═══ Excerpted data

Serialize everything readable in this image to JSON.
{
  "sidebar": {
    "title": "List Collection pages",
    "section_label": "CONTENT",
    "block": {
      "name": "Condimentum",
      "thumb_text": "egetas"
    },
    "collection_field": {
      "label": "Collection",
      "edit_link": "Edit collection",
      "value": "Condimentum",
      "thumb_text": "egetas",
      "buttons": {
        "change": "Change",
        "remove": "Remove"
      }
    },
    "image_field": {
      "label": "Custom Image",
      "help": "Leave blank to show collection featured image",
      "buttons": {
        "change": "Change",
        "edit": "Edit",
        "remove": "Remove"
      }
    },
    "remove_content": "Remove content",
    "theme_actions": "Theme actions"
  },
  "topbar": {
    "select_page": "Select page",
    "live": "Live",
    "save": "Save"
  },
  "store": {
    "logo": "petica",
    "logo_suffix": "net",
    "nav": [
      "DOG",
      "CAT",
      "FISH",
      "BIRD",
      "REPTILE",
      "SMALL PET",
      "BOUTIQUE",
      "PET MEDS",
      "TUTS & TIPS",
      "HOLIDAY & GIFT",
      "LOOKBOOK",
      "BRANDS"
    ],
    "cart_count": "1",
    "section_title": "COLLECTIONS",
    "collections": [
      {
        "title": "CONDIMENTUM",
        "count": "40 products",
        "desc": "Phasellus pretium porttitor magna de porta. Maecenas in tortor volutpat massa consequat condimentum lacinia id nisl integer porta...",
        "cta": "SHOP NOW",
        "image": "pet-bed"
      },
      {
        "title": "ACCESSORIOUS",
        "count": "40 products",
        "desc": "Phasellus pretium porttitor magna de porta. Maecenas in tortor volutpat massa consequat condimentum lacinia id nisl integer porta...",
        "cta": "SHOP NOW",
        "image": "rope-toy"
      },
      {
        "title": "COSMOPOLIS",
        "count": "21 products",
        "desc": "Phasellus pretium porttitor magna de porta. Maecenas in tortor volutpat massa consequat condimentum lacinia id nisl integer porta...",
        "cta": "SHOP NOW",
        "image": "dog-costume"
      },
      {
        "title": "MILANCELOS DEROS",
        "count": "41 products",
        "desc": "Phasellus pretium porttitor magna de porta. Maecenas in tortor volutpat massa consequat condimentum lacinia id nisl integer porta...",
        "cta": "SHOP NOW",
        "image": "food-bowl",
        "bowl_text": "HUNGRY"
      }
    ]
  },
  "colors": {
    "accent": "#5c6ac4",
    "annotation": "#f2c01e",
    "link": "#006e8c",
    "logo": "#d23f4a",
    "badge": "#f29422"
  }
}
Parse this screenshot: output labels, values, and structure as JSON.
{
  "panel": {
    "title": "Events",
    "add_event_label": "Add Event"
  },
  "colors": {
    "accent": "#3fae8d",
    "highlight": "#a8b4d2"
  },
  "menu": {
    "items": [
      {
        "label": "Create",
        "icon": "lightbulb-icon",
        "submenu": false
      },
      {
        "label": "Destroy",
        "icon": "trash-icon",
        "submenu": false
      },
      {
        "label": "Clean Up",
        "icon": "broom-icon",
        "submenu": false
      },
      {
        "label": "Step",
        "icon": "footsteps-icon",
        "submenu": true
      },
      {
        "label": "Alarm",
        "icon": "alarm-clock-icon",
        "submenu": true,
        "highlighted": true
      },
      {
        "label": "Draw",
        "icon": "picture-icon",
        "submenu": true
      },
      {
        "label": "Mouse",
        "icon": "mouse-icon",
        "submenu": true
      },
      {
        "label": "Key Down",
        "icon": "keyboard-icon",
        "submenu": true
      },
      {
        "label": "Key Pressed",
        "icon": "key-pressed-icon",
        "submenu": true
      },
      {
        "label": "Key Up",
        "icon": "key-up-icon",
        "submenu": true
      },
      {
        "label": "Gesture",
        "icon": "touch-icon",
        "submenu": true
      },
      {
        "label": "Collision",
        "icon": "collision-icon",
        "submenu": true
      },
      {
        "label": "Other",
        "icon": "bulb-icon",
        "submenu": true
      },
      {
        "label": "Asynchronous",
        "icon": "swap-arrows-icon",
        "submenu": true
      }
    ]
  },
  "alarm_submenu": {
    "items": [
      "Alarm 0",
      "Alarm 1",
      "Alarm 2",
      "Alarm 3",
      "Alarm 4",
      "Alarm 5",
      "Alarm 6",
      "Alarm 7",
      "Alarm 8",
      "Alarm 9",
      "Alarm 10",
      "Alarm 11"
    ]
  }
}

══════

Objective: Reproduce all the data word for word.

Task result:
Serialize everything readable in this image to JSON.
{
  "sidebar": {
    "title": "List Collection pages",
    "section_label": "CONTENT",
    "block": {
      "name": "Condimentum",
      "thumb_text": "egetas"
    },
    "collection_field": {
      "label": "Collection",
      "edit_link": "Edit collection",
      "value": "Condimentum",
      "thumb_text": "egetas",
      "buttons": {
        "change": "Change",
        "remove": "Remove"
      }
    },
    "image_field": {
      "label": "Custom Image",
      "help": "Leave blank to show collection featured image",
      "buttons": {
        "change": "Change",
        "edit": "Edit",
        "remove": "Remove"
      }
    },
    "remove_content": "Remove content",
    "theme_actions": "Theme actions"
  },
  "topbar": {
    "select_page": "Select page",
    "live": "Live",
    "save": "Save"
  },
  "store": {
    "logo": "petica",
    "logo_suffix": "net",
    "nav": [
      "DOG",
      "CAT",
      "FISH",
      "BIRD",
      "REPTILE",
      "SMALL PET",
      "BOUTIQUE",
      "PET MEDS",
      "TUTS & TIPS",
      "HOLIDAY & GIFT",
      "LOOKBOOK",
      "BRANDS"
    ],
    "cart_count": "1",
    "section_title": "COLLECTIONS",
    "collections": [
      {
        "title": "CONDIMENTUM",
        "count": "40 products",
        "desc": "Phasellus pretium porttitor magna de porta. Maecenas in tortor volutpat massa consequat condimentum lacinia id nisl integer porta...",
        "cta": "SHOP NOW",
        "image": "pet-bed"
      },
      {
        "title": "ACCESSORIOUS",
        "count": "40 products",
        "desc": "Phasellus pretium porttitor magna de porta. Maecenas in tortor volutpat massa consequat condimentum lacinia id nisl integer porta...",
        "cta": "SHOP NOW",
        "image": "rope-toy"
      },
      {
        "title": "COSMOPOLIS",
        "count": "21 products",
        "desc": "Phasellus pretium porttitor magna de porta. Maecenas in tortor volutpat massa consequat condimentum lacinia id nisl integer porta...",
        "cta": "SHOP NOW",
        "image": "dog-costume"
      },
      {
        "title": "MILANCELOS DEROS",
        "count": "41 products",
        "desc": "Phasellus pretium porttitor magna de porta. Maecenas in tortor volutpat massa consequat condimentum lacinia id nisl integer porta...",
        "cta": "SHOP NOW",
        "image": "food-bowl",
        "bowl_text": "HUNGRY"
      }
    ]
  },
  "colors": {
    "accent": "#5c6ac4",
    "annotation": "#f2c01e",
    "link": "#006e8c",
    "logo": "#d23f4a",
    "badge": "#f29422"
  }
}
Parse this screenshot: output labels, values, and structure as JSON.
{
  "panel": {
    "title": "Events",
    "add_event_label": "Add Event"
  },
  "colors": {
    "accent": "#3fae8d",
    "highlight": "#a8b4d2"
  },
  "menu": {
    "items": [
      {
        "label": "Create",
        "icon": "lightbulb-icon",
        "submenu": false
      },
      {
        "label": "Destroy",
        "icon": "trash-icon",
        "submenu": false
      },
      {
        "label": "Clean Up",
        "icon": "broom-icon",
        "submenu": false
      },
      {
        "label": "Step",
        "icon": "footsteps-icon",
        "submenu": true
      },
      {
        "label": "Alarm",
        "icon": "alarm-clock-icon",
        "submenu": true,
        "highlighted": true
      },
      {
        "label": "Draw",
        "icon": "picture-icon",
        "submenu": true
      },
      {
        "label": "Mouse",
        "icon": "mouse-icon",
        "submenu": true
      },
      {
        "label": "Key Down",
        "icon": "keyboard-icon",
        "submenu": true
      },
      {
        "label": "Key Pressed",
        "icon": "key-pressed-icon",
        "submenu": true
      },
      {
        "label": "Key Up",
        "icon": "key-up-icon",
        "submenu": true
      },
      {
        "label": "Gesture",
        "icon": "touch-icon",
        "submenu": true
      },
      {
        "label": "Collision",
        "icon": "collision-icon",
        "submenu": true
      },
      {
        "label": "Other",
        "icon": "bulb-icon",
        "submenu": true
      },
      {
        "label": "Asynchronous",
        "icon": "swap-arrows-icon",
        "submenu": true
      }
    ]
  },
  "alarm_submenu": {
    "items": [
      "Alarm 0",
      "Alarm 1",
      "Alarm 2",
      "Alarm 3",
      "Alarm 4",
      "Alarm 5",
      "Alarm 6",
      "Alarm 7",
      "Alarm 8",
      "Alarm 9",
      "Alarm 10",
      "Alarm 11"
    ]
  }
}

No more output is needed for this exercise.